Directive:
Every record must be repeated exactly; omit any pictures they contain.

++++ Entries provided

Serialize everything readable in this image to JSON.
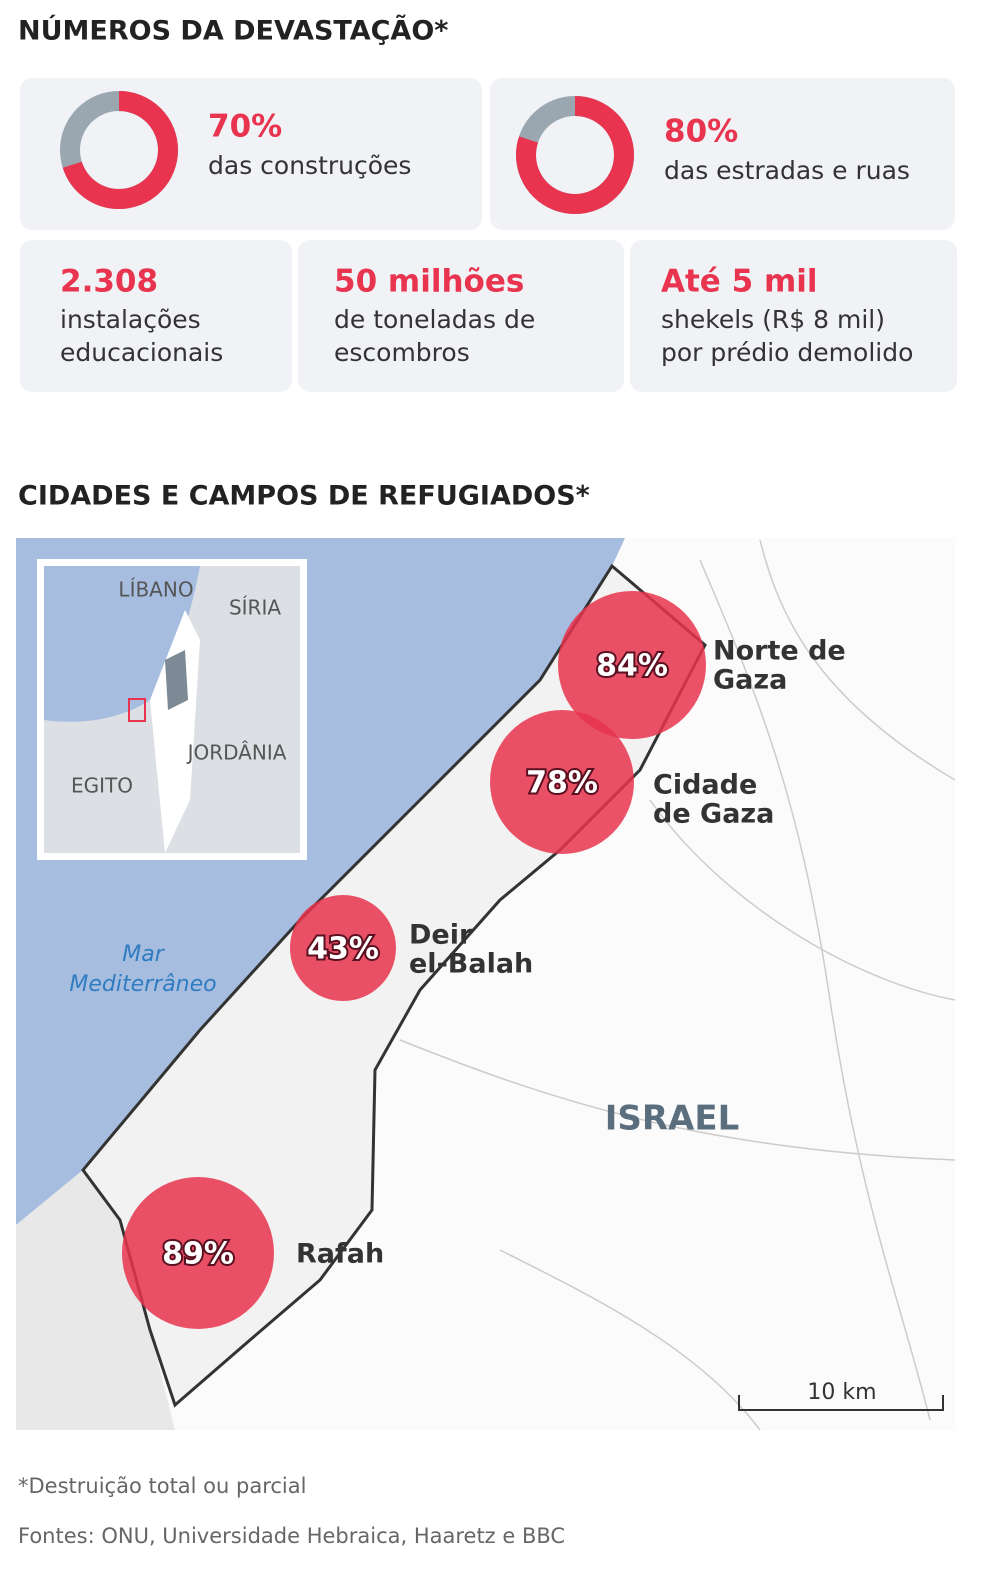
{
  "stats": {
    "title": "NÚMEROS DA DEVASTAÇÃO*",
    "donuts": [
      {
        "value": 70,
        "value_label": "70%",
        "label": "das construções"
      },
      {
        "value": 80,
        "value_label": "80%",
        "label": "das estradas e ruas"
      }
    ],
    "cards": [
      {
        "value": "2.308",
        "lines": [
          "instalações",
          "educacionais"
        ]
      },
      {
        "value": "50 milhões",
        "lines": [
          "de toneladas de",
          "escombros"
        ]
      },
      {
        "value": "Até 5 mil",
        "lines": [
          "shekels (R$ 8 mil)",
          "por prédio demolido"
        ]
      }
    ]
  },
  "map": {
    "title": "CIDADES E CAMPOS DE REFUGIADOS*",
    "places": [
      {
        "name": [
          "Norte de",
          "Gaza"
        ],
        "value": 84,
        "value_label": "84%"
      },
      {
        "name": [
          "Cidade",
          "de Gaza"
        ],
        "value": 78,
        "value_label": "78%"
      },
      {
        "name": [
          "Deir",
          "el-Balah"
        ],
        "value": 43,
        "value_label": "43%"
      },
      {
        "name": [
          "Rafah"
        ],
        "value": 89,
        "value_label": "89%"
      }
    ],
    "inset_labels": [
      "LÍBANO",
      "SÍRIA",
      "JORDÂNIA",
      "EGITO"
    ],
    "sea": [
      "Mar",
      "Mediterrâneo"
    ],
    "country": "ISRAEL",
    "scale": "10 km"
  },
  "footnote": "*Destruição total ou parcial",
  "sources": "Fontes: ONU, Universidade Hebraica, Haaretz e BBC"
}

++++++++

Finished task:
Serialize everything readable in this image to JSON.
{
  "stats": {
    "title": "NÚMEROS DA DEVASTAÇÃO*",
    "donuts": [
      {
        "value": 70,
        "value_label": "70%",
        "label": "das construções"
      },
      {
        "value": 80,
        "value_label": "80%",
        "label": "das estradas e ruas"
      }
    ],
    "cards": [
      {
        "value": "2.308",
        "lines": [
          "instalações",
          "educacionais"
        ]
      },
      {
        "value": "50 milhões",
        "lines": [
          "de toneladas de",
          "escombros"
        ]
      },
      {
        "value": "Até 5 mil",
        "lines": [
          "shekels (R$ 8 mil)",
          "por prédio demolido"
        ]
      }
    ]
  },
  "map": {
    "title": "CIDADES E CAMPOS DE REFUGIADOS*",
    "places": [
      {
        "name": [
          "Norte de",
          "Gaza"
        ],
        "value": 84,
        "value_label": "84%"
      },
      {
        "name": [
          "Cidade",
          "de Gaza"
        ],
        "value": 78,
        "value_label": "78%"
      },
      {
        "name": [
          "Deir",
          "el-Balah"
        ],
        "value": 43,
        "value_label": "43%"
      },
      {
        "name": [
          "Rafah"
        ],
        "value": 89,
        "value_label": "89%"
      }
    ],
    "inset_labels": [
      "LÍBANO",
      "SÍRIA",
      "JORDÂNIA",
      "EGITO"
    ],
    "sea": [
      "Mar",
      "Mediterrâneo"
    ],
    "country": "ISRAEL",
    "scale": "10 km"
  },
  "footnote": "*Destruição total ou parcial",
  "sources": "Fontes: ONU, Universidade Hebraica, Haaretz e BBC"
}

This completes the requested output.